■ **Brief**:
Would you transcribe the listing that follows, character for character, and omit its images?

■ **Saved data entries**:
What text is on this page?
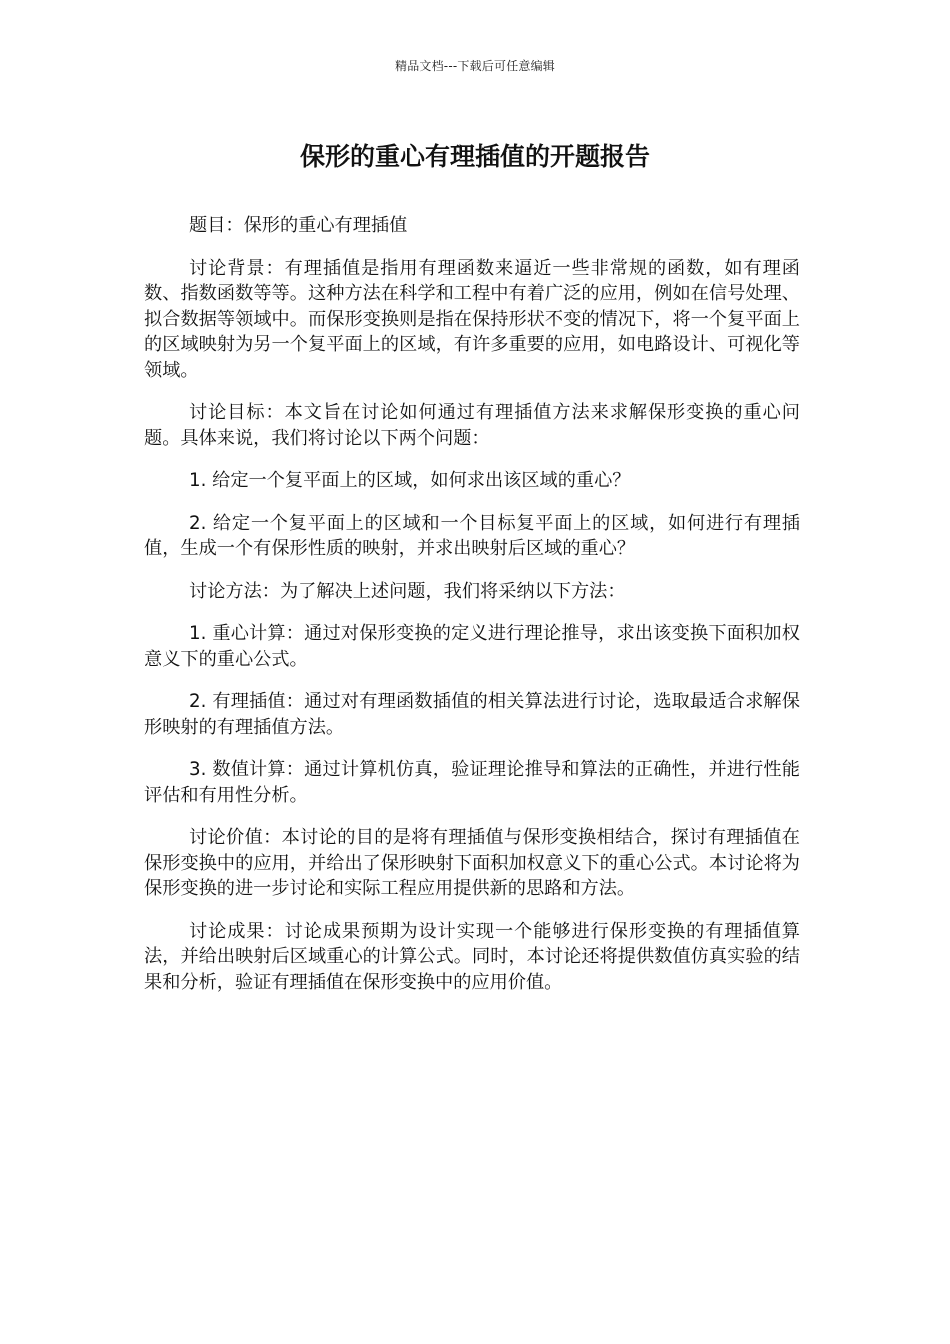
精品文档---下载后可任意编辑
保形的重心有理插值的开题报告

题目：保形的重心有理插值

讨论背景：有理插值是指用有理函数来逼近一些非常规的函数，如有理函数、指数函数等等。这种方法在科学和工程中有着广泛的应用，例如在信号处理、拟合数据等领域中。而保形变换则是指在保持形状不变的情况下，将一个复平面上的区域映射为另一个复平面上的区域，有许多重要的应用，如电路设计、可视化等领域。

讨论目标：本文旨在讨论如何通过有理插值方法来求解保形变换的重心问题。具体来说，我们将讨论以下两个问题：

1. 给定一个复平面上的区域，如何求出该区域的重心？

2. 给定一个复平面上的区域和一个目标复平面上的区域，如何进行有理插值，生成一个有保形性质的映射，并求出映射后区域的重心？

讨论方法：为了解决上述问题，我们将采纳以下方法：

1. 重心计算：通过对保形变换的定义进行理论推导，求出该变换下面积加权意义下的重心公式。

2. 有理插值：通过对有理函数插值的相关算法进行讨论，选取最适合求解保形映射的有理插值方法。

3. 数值计算：通过计算机仿真，验证理论推导和算法的正确性，并进行性能评估和有用性分析。

讨论价值：本讨论的目的是将有理插值与保形变换相结合，探讨有理插值在保形变换中的应用，并给出了保形映射下面积加权意义下的重心公式。本讨论将为保形变换的进一步讨论和实际工程应用提供新的思路和方法。

讨论成果：讨论成果预期为设计实现一个能够进行保形变换的有理插值算法，并给出映射后区域重心的计算公式。同时，本讨论还将提供数值仿真实验的结果和分析，验证有理插值在保形变换中的应用价值。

■ **Written response**:
What text is on this page?
精品文档---下载后可任意编辑
保形的重心有理插值的开题报告

题目：保形的重心有理插值

讨论背景：有理插值是指用有理函数来逼近一些非常规的函数，如有理函数、指数函数等等。这种方法在科学和工程中有着广泛的应用，例如在信号处理、拟合数据等领域中。而保形变换则是指在保持形状不变的情况下，将一个复平面上的区域映射为另一个复平面上的区域，有许多重要的应用，如电路设计、可视化等领域。

讨论目标：本文旨在讨论如何通过有理插值方法来求解保形变换的重心问题。具体来说，我们将讨论以下两个问题：

1. 给定一个复平面上的区域，如何求出该区域的重心？

2. 给定一个复平面上的区域和一个目标复平面上的区域，如何进行有理插值，生成一个有保形性质的映射，并求出映射后区域的重心？

讨论方法：为了解决上述问题，我们将采纳以下方法：

1. 重心计算：通过对保形变换的定义进行理论推导，求出该变换下面积加权意义下的重心公式。

2. 有理插值：通过对有理函数插值的相关算法进行讨论，选取最适合求解保形映射的有理插值方法。

3. 数值计算：通过计算机仿真，验证理论推导和算法的正确性，并进行性能评估和有用性分析。

讨论价值：本讨论的目的是将有理插值与保形变换相结合，探讨有理插值在保形变换中的应用，并给出了保形映射下面积加权意义下的重心公式。本讨论将为保形变换的进一步讨论和实际工程应用提供新的思路和方法。

讨论成果：讨论成果预期为设计实现一个能够进行保形变换的有理插值算法，并给出映射后区域重心的计算公式。同时，本讨论还将提供数值仿真实验的结果和分析，验证有理插值在保形变换中的应用价值。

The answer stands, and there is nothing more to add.